* _WORK REQUIRED_: Your task is to filter the data below down to the lines holding "Tolima".

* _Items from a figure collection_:
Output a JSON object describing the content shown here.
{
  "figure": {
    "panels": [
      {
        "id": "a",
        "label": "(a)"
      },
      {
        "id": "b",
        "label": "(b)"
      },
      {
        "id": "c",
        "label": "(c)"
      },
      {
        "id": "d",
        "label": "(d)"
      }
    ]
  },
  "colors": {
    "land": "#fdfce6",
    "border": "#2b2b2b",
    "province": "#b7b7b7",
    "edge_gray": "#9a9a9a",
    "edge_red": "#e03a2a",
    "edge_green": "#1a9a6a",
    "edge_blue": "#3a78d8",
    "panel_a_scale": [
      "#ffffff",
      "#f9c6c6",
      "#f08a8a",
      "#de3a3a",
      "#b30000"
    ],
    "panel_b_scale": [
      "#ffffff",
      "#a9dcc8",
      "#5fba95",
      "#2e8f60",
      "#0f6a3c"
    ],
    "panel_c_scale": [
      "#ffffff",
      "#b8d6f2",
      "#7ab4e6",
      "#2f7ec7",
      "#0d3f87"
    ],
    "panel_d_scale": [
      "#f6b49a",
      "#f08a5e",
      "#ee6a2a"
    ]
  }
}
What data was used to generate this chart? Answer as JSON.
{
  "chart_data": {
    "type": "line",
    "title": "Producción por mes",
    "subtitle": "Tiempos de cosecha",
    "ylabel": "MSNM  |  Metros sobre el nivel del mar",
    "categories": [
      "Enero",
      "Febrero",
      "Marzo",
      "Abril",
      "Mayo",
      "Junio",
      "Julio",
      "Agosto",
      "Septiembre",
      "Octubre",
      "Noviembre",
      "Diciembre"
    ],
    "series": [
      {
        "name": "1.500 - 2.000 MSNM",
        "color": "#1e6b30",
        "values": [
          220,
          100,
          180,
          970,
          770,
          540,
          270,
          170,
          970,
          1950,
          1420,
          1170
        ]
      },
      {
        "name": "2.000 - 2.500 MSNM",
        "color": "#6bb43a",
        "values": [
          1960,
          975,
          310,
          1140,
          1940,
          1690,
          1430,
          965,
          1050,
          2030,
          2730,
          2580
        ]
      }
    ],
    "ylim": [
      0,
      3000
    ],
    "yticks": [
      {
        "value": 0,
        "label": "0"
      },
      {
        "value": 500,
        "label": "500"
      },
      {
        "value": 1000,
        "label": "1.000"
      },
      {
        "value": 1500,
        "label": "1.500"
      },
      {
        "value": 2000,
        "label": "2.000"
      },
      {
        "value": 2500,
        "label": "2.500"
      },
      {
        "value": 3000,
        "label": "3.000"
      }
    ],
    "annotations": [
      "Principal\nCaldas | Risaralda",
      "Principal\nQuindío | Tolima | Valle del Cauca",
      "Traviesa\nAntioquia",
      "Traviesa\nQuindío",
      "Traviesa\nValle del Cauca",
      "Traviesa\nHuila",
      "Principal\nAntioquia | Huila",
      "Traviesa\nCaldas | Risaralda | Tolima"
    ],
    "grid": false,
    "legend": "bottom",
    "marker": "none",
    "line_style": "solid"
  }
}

* _CORRECT RESPONSE_:
      "Principal\nQuindío | Tolima | Valle del Cauca",
      "Traviesa\nCaldas | Risaralda | Tolima"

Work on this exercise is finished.